## EXERCISE BRIEF
Report, word for word, every line of the material that contains "Model".
- - -
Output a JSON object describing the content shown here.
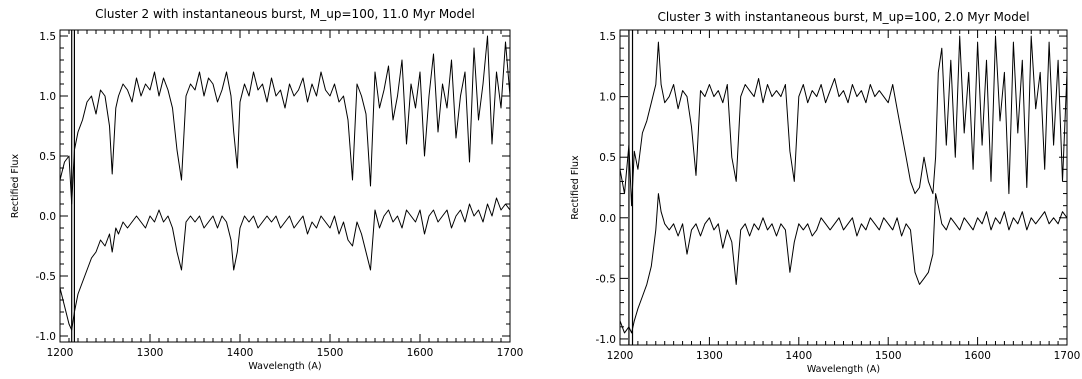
{
  "chart_data": [
    {
      "type": "line",
      "title": "Cluster 2 with instantaneous burst, M_up=100, 11.0 Myr Model",
      "xlabel": "Wavelength (A)",
      "ylabel": "Rectified Flux",
      "xlim": [
        1200,
        1700
      ],
      "ylim": [
        -1.05,
        1.55
      ],
      "xticks": [
        "1200",
        "1300",
        "1400",
        "1500",
        "1600",
        "1700"
      ],
      "yticks": [
        "-1.0",
        "-0.5",
        "0.0",
        "0.5",
        "1.0",
        "1.5"
      ],
      "xtick_values": [
        1200,
        1300,
        1400,
        1500,
        1600,
        1700
      ],
      "ytick_values": [
        -1.0,
        -0.5,
        0.0,
        0.5,
        1.0,
        1.5
      ],
      "grid": false,
      "vertical_markers": [
        1213,
        1216
      ],
      "series": [
        {
          "x": [
            1200,
            1205,
            1210,
            1213,
            1216,
            1220,
            1225,
            1230,
            1235,
            1240,
            1245,
            1250,
            1255,
            1258,
            1262,
            1265,
            1270,
            1275,
            1280,
            1285,
            1290,
            1295,
            1300,
            1305,
            1310,
            1315,
            1320,
            1325,
            1330,
            1335,
            1340,
            1345,
            1350,
            1355,
            1360,
            1365,
            1370,
            1375,
            1380,
            1385,
            1390,
            1393,
            1397,
            1400,
            1405,
            1410,
            1415,
            1420,
            1425,
            1430,
            1435,
            1440,
            1445,
            1450,
            1455,
            1460,
            1465,
            1470,
            1475,
            1480,
            1485,
            1490,
            1495,
            1500,
            1505,
            1510,
            1515,
            1520,
            1525,
            1530,
            1535,
            1540,
            1545,
            1550,
            1555,
            1560,
            1565,
            1570,
            1575,
            1580,
            1585,
            1590,
            1595,
            1600,
            1605,
            1610,
            1615,
            1620,
            1625,
            1630,
            1635,
            1640,
            1645,
            1650,
            1655,
            1660,
            1665,
            1670,
            1675,
            1680,
            1685,
            1690,
            1695,
            1700
          ],
          "y": [
            0.3,
            0.45,
            0.5,
            0.1,
            0.55,
            0.7,
            0.8,
            0.95,
            1.0,
            0.85,
            1.05,
            1.0,
            0.75,
            0.35,
            0.9,
            1.0,
            1.1,
            1.05,
            0.95,
            1.15,
            1.0,
            1.1,
            1.05,
            1.2,
            1.0,
            1.15,
            1.05,
            0.9,
            0.55,
            0.3,
            1.0,
            1.1,
            1.05,
            1.2,
            1.0,
            1.15,
            1.1,
            0.95,
            1.05,
            1.2,
            1.0,
            0.7,
            0.4,
            0.95,
            1.1,
            1.0,
            1.2,
            1.05,
            1.1,
            0.95,
            1.15,
            1.0,
            1.05,
            0.9,
            1.1,
            1.0,
            1.05,
            1.15,
            0.95,
            1.1,
            1.0,
            1.2,
            1.05,
            1.0,
            1.1,
            0.95,
            1.0,
            0.8,
            0.3,
            1.1,
            1.0,
            0.85,
            0.25,
            1.2,
            0.9,
            1.05,
            1.25,
            0.8,
            1.0,
            1.3,
            0.6,
            1.1,
            0.9,
            1.2,
            0.5,
            1.0,
            1.35,
            0.7,
            1.1,
            0.9,
            1.3,
            0.65,
            1.0,
            1.2,
            0.45,
            1.4,
            0.8,
            1.1,
            1.5,
            0.6,
            1.2,
            0.9,
            1.45,
            1.0
          ]
        },
        {
          "x": [
            1200,
            1205,
            1210,
            1213,
            1216,
            1220,
            1225,
            1230,
            1235,
            1240,
            1245,
            1250,
            1255,
            1258,
            1262,
            1265,
            1270,
            1275,
            1280,
            1285,
            1290,
            1295,
            1300,
            1305,
            1310,
            1315,
            1320,
            1325,
            1330,
            1335,
            1340,
            1345,
            1350,
            1355,
            1360,
            1365,
            1370,
            1375,
            1380,
            1385,
            1390,
            1393,
            1397,
            1400,
            1405,
            1410,
            1415,
            1420,
            1425,
            1430,
            1435,
            1440,
            1445,
            1450,
            1455,
            1460,
            1465,
            1470,
            1475,
            1480,
            1485,
            1490,
            1495,
            1500,
            1505,
            1510,
            1515,
            1520,
            1525,
            1530,
            1535,
            1540,
            1545,
            1550,
            1555,
            1560,
            1565,
            1570,
            1575,
            1580,
            1585,
            1590,
            1595,
            1600,
            1605,
            1610,
            1615,
            1620,
            1625,
            1630,
            1635,
            1640,
            1645,
            1650,
            1655,
            1660,
            1665,
            1670,
            1675,
            1680,
            1685,
            1690,
            1695,
            1700
          ],
          "y": [
            -0.6,
            -0.75,
            -0.9,
            -0.95,
            -0.8,
            -0.65,
            -0.55,
            -0.45,
            -0.35,
            -0.3,
            -0.2,
            -0.25,
            -0.15,
            -0.3,
            -0.1,
            -0.15,
            -0.05,
            -0.1,
            -0.05,
            0.0,
            -0.05,
            -0.1,
            0.0,
            -0.05,
            0.05,
            -0.05,
            0.0,
            -0.1,
            -0.3,
            -0.45,
            -0.05,
            0.0,
            -0.05,
            0.0,
            -0.1,
            -0.05,
            0.0,
            -0.1,
            0.0,
            -0.05,
            -0.2,
            -0.45,
            -0.3,
            -0.1,
            0.0,
            -0.05,
            0.0,
            -0.1,
            -0.05,
            0.0,
            -0.05,
            0.0,
            -0.1,
            -0.05,
            0.0,
            -0.1,
            -0.05,
            0.0,
            -0.15,
            -0.05,
            -0.1,
            0.0,
            -0.05,
            -0.1,
            0.0,
            -0.15,
            -0.05,
            -0.2,
            -0.25,
            -0.05,
            -0.15,
            -0.3,
            -0.45,
            0.05,
            -0.1,
            0.0,
            0.05,
            -0.05,
            0.0,
            -0.1,
            0.05,
            0.0,
            -0.05,
            0.05,
            -0.15,
            0.0,
            0.05,
            -0.05,
            0.0,
            0.05,
            -0.1,
            0.0,
            0.05,
            -0.05,
            0.1,
            0.0,
            0.05,
            -0.05,
            0.1,
            0.0,
            0.15,
            0.05,
            0.1,
            0.05
          ]
        }
      ]
    },
    {
      "type": "line",
      "title": "Cluster 3 with instantaneous burst, M_up=100, 2.0 Myr Model",
      "xlabel": "Wavelength (A)",
      "ylabel": "Rectified Flux",
      "xlim": [
        1200,
        1700
      ],
      "ylim": [
        -1.05,
        1.55
      ],
      "xticks": [
        "1200",
        "1300",
        "1400",
        "1500",
        "1600",
        "1700"
      ],
      "yticks": [
        "-1.0",
        "-0.5",
        "0.0",
        "0.5",
        "1.0",
        "1.5"
      ],
      "xtick_values": [
        1200,
        1300,
        1400,
        1500,
        1600,
        1700
      ],
      "ytick_values": [
        -1.0,
        -0.5,
        0.0,
        0.5,
        1.0,
        1.5
      ],
      "grid": false,
      "vertical_markers": [
        1210,
        1214
      ],
      "series": [
        {
          "x": [
            1200,
            1205,
            1210,
            1213,
            1216,
            1220,
            1225,
            1230,
            1235,
            1240,
            1243,
            1246,
            1250,
            1255,
            1260,
            1265,
            1270,
            1275,
            1280,
            1285,
            1290,
            1295,
            1300,
            1305,
            1310,
            1315,
            1320,
            1325,
            1330,
            1335,
            1340,
            1345,
            1350,
            1355,
            1360,
            1365,
            1370,
            1375,
            1380,
            1385,
            1390,
            1395,
            1400,
            1405,
            1410,
            1415,
            1420,
            1425,
            1430,
            1435,
            1440,
            1445,
            1450,
            1455,
            1460,
            1465,
            1470,
            1475,
            1480,
            1485,
            1490,
            1495,
            1500,
            1505,
            1510,
            1515,
            1520,
            1525,
            1530,
            1535,
            1540,
            1545,
            1550,
            1553,
            1556,
            1560,
            1565,
            1570,
            1575,
            1580,
            1585,
            1590,
            1595,
            1600,
            1605,
            1610,
            1615,
            1620,
            1625,
            1630,
            1635,
            1640,
            1645,
            1650,
            1655,
            1660,
            1665,
            1670,
            1675,
            1680,
            1685,
            1690,
            1695,
            1700
          ],
          "y": [
            0.4,
            0.2,
            0.6,
            0.1,
            0.55,
            0.4,
            0.7,
            0.8,
            0.95,
            1.1,
            1.45,
            1.1,
            0.95,
            1.0,
            1.1,
            0.9,
            1.05,
            1.0,
            0.75,
            0.35,
            1.05,
            1.0,
            1.1,
            1.0,
            1.05,
            0.95,
            1.1,
            0.5,
            0.3,
            1.0,
            1.1,
            1.05,
            1.0,
            1.15,
            0.95,
            1.1,
            1.0,
            1.05,
            1.0,
            1.1,
            0.55,
            0.3,
            1.0,
            1.1,
            0.95,
            1.05,
            1.0,
            1.1,
            0.95,
            1.05,
            1.15,
            1.0,
            1.05,
            0.95,
            1.1,
            1.0,
            1.05,
            0.95,
            1.1,
            1.0,
            1.05,
            1.0,
            0.95,
            1.1,
            0.9,
            0.7,
            0.5,
            0.3,
            0.2,
            0.25,
            0.5,
            0.3,
            0.2,
            0.5,
            1.2,
            1.4,
            0.6,
            1.3,
            0.5,
            1.5,
            0.7,
            1.2,
            0.4,
            1.45,
            0.6,
            1.3,
            0.3,
            1.5,
            0.8,
            1.2,
            0.2,
            1.45,
            0.7,
            1.3,
            0.25,
            1.5,
            0.9,
            1.2,
            0.4,
            1.45,
            0.6,
            1.3,
            0.3,
            1.2
          ]
        },
        {
          "x": [
            1200,
            1205,
            1210,
            1213,
            1216,
            1220,
            1225,
            1230,
            1235,
            1240,
            1243,
            1246,
            1250,
            1255,
            1260,
            1265,
            1270,
            1275,
            1280,
            1285,
            1290,
            1295,
            1300,
            1305,
            1310,
            1315,
            1320,
            1325,
            1330,
            1335,
            1340,
            1345,
            1350,
            1355,
            1360,
            1365,
            1370,
            1375,
            1380,
            1385,
            1390,
            1395,
            1400,
            1405,
            1410,
            1415,
            1420,
            1425,
            1430,
            1435,
            1440,
            1445,
            1450,
            1455,
            1460,
            1465,
            1470,
            1475,
            1480,
            1485,
            1490,
            1495,
            1500,
            1505,
            1510,
            1515,
            1520,
            1525,
            1530,
            1535,
            1540,
            1545,
            1550,
            1553,
            1556,
            1560,
            1565,
            1570,
            1575,
            1580,
            1585,
            1590,
            1595,
            1600,
            1605,
            1610,
            1615,
            1620,
            1625,
            1630,
            1635,
            1640,
            1645,
            1650,
            1655,
            1660,
            1665,
            1670,
            1675,
            1680,
            1685,
            1690,
            1695,
            1700
          ],
          "y": [
            -0.85,
            -0.95,
            -0.9,
            -0.95,
            -0.85,
            -0.75,
            -0.65,
            -0.55,
            -0.4,
            -0.1,
            0.2,
            0.05,
            -0.05,
            -0.1,
            -0.05,
            -0.15,
            -0.05,
            -0.3,
            -0.1,
            -0.05,
            -0.15,
            -0.05,
            0.0,
            -0.1,
            -0.05,
            -0.25,
            -0.1,
            -0.2,
            -0.55,
            -0.1,
            -0.05,
            -0.15,
            -0.05,
            -0.1,
            0.0,
            -0.1,
            -0.05,
            -0.15,
            -0.05,
            -0.1,
            -0.45,
            -0.2,
            -0.05,
            -0.1,
            -0.05,
            -0.15,
            -0.1,
            0.0,
            -0.05,
            -0.1,
            -0.05,
            0.0,
            -0.1,
            -0.05,
            0.0,
            -0.15,
            -0.05,
            -0.1,
            0.0,
            -0.05,
            -0.1,
            0.0,
            -0.05,
            -0.1,
            0.0,
            -0.15,
            -0.05,
            -0.1,
            -0.45,
            -0.55,
            -0.5,
            -0.45,
            -0.3,
            0.2,
            0.1,
            -0.05,
            -0.1,
            0.0,
            -0.05,
            -0.1,
            0.0,
            -0.05,
            -0.1,
            0.0,
            -0.05,
            0.05,
            -0.1,
            0.0,
            -0.05,
            0.05,
            -0.1,
            0.0,
            -0.05,
            0.05,
            -0.1,
            0.0,
            -0.05,
            0.0,
            0.05,
            -0.05,
            0.0,
            -0.05,
            0.05,
            0.0
          ]
        }
      ]
    }
  ]
}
- - -
## RESULT
      "title": "Cluster 2 with instantaneous burst, M_up=100, 11.0 Myr Model",
      "title": "Cluster 3 with instantaneous burst, M_up=100, 2.0 Myr Model",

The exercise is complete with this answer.